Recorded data
(begin)
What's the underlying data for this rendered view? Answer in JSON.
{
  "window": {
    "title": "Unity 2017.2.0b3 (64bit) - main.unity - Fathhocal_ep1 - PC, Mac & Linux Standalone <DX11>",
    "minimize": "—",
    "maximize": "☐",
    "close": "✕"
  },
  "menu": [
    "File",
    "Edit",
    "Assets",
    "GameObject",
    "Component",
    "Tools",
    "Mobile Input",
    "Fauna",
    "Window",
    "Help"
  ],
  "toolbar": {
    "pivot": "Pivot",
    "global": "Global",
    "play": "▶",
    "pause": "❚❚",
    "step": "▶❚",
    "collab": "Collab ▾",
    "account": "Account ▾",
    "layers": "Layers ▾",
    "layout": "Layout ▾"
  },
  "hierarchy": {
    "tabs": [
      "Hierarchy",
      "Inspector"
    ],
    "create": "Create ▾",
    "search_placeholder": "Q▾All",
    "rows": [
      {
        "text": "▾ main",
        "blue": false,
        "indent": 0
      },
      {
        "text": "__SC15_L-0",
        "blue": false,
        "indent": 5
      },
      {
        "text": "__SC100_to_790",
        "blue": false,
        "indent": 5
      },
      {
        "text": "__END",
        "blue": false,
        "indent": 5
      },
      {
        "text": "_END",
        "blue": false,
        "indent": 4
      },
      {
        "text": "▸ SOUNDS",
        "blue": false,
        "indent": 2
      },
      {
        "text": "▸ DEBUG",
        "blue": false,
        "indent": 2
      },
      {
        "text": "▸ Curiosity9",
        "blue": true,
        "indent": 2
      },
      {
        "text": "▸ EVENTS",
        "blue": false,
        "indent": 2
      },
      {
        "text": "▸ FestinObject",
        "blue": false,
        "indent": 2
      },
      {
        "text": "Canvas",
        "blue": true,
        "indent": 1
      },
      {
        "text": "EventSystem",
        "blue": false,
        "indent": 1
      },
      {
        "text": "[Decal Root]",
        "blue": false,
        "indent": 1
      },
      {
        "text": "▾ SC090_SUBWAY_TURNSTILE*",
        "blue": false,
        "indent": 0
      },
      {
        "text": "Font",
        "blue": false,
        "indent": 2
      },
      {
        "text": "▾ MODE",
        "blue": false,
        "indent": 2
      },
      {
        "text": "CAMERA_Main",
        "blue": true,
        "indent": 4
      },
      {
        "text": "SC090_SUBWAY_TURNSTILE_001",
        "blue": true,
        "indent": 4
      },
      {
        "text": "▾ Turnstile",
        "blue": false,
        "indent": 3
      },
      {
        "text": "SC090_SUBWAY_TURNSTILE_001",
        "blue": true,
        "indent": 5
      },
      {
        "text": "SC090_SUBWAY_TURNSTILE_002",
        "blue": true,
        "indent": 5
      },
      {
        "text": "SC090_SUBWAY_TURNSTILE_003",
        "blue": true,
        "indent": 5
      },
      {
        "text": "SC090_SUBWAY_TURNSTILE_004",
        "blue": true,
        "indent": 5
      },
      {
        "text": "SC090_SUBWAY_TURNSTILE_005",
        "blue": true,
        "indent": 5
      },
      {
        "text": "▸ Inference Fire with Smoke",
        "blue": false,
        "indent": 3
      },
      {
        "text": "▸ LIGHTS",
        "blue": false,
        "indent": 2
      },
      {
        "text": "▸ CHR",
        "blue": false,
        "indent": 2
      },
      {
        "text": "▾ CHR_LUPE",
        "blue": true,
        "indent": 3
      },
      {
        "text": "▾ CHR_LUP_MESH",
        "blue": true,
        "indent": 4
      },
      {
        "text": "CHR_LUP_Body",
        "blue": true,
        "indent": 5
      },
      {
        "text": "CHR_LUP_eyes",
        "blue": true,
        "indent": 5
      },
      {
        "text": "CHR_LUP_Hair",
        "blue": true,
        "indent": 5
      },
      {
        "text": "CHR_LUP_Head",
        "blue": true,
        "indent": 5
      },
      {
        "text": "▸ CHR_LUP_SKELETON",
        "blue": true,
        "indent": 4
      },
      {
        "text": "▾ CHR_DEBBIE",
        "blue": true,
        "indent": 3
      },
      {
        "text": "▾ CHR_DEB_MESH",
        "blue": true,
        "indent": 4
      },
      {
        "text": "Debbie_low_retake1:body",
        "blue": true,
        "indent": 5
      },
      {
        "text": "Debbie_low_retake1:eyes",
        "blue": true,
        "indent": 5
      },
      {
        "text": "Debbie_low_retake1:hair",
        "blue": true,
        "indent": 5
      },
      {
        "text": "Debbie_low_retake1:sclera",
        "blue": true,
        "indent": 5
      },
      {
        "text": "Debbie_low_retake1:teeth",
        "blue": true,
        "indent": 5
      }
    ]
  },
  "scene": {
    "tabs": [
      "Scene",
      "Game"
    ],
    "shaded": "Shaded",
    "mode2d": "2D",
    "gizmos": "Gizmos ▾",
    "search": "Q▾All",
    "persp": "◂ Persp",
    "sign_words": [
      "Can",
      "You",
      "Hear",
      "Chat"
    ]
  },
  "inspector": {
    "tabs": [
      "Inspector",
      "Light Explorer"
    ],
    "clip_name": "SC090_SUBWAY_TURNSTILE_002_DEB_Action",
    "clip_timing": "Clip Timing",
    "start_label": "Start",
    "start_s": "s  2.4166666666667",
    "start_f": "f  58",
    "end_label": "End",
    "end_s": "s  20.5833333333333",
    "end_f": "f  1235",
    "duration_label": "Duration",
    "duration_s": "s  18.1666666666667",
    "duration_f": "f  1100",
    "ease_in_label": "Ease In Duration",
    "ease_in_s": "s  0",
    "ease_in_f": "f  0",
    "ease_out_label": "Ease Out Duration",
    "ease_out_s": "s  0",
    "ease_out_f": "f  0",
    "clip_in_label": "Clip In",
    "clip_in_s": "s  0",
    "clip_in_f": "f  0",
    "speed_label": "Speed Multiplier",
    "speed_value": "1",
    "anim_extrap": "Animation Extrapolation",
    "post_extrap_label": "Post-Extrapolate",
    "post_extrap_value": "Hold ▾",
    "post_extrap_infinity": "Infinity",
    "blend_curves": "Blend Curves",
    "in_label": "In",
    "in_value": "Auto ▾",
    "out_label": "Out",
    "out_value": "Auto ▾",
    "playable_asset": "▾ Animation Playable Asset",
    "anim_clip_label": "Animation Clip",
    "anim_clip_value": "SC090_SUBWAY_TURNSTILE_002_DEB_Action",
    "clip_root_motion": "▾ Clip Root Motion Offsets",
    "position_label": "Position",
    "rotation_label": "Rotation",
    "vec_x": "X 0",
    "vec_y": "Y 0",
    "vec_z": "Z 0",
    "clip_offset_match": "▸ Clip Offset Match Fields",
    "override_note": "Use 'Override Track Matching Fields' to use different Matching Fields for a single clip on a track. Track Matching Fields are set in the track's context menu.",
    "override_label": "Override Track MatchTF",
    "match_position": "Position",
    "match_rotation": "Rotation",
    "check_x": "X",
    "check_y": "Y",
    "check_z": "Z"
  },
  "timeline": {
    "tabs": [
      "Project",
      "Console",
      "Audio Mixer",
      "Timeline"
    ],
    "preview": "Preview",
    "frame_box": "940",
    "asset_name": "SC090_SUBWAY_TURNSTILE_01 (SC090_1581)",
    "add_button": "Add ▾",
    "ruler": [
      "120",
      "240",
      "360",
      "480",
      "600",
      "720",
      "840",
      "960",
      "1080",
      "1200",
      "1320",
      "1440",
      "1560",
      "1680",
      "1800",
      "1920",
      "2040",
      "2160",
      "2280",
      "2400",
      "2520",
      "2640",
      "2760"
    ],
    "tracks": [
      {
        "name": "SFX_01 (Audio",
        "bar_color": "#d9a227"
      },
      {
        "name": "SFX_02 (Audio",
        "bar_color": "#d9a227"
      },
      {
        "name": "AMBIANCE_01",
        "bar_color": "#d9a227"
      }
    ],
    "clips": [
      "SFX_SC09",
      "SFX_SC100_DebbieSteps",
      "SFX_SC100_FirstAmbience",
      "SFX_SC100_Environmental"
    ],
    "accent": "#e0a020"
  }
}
(end)
◆ What the exercise asks
Extract each line holding the string "Override".

◆ Result of this exercise
    "override_note": "Use 'Override Track Matching Fields' to use different Matching Fields for a single clip on a track. Track Matching Fields are set in the track's context menu.",
    "override_label": "Override Track MatchTF",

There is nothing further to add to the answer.